#### [EXERCISE INPUTS]
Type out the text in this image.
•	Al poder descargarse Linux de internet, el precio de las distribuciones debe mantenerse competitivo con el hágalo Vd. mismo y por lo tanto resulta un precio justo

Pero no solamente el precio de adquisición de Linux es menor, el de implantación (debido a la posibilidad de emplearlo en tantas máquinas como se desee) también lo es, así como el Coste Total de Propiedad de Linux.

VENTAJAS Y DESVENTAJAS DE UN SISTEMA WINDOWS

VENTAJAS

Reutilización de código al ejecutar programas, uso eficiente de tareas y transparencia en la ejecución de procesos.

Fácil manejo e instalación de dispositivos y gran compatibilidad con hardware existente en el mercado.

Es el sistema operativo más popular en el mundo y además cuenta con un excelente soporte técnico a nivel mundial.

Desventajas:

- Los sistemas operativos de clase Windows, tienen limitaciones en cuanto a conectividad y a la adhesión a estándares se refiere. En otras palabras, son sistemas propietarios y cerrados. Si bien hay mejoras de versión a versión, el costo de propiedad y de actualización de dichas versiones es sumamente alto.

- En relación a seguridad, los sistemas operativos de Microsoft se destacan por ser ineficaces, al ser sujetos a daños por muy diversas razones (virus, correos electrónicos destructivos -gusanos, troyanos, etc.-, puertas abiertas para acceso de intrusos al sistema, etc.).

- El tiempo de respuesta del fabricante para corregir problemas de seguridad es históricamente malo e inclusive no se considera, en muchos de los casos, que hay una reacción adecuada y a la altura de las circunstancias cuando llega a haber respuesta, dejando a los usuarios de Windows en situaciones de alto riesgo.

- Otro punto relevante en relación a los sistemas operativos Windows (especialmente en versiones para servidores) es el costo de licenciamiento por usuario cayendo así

#### [TASK STATEMENT]
Report every line containing the string "alto" in the material.

#### [FINISHED TASK]
- Los sistemas operativos de clase Windows, tienen limitaciones en cuanto a conectividad y a la adhesión a estándares se refiere. En otras palabras, son sistemas propietarios y cerrados. Si bien hay mejoras de versión a versión, el costo de propiedad y de actualización de dichas versiones es sumamente alto.
- El tiempo de respuesta del fabricante para corregir problemas de seguridad es históricamente malo e inclusive no se considera, en muchos de los casos, que hay una reacción adecuada y a la altura de las circunstancias cuando llega a haber respuesta, dejando a los usuarios de Windows en situaciones de alto riesgo.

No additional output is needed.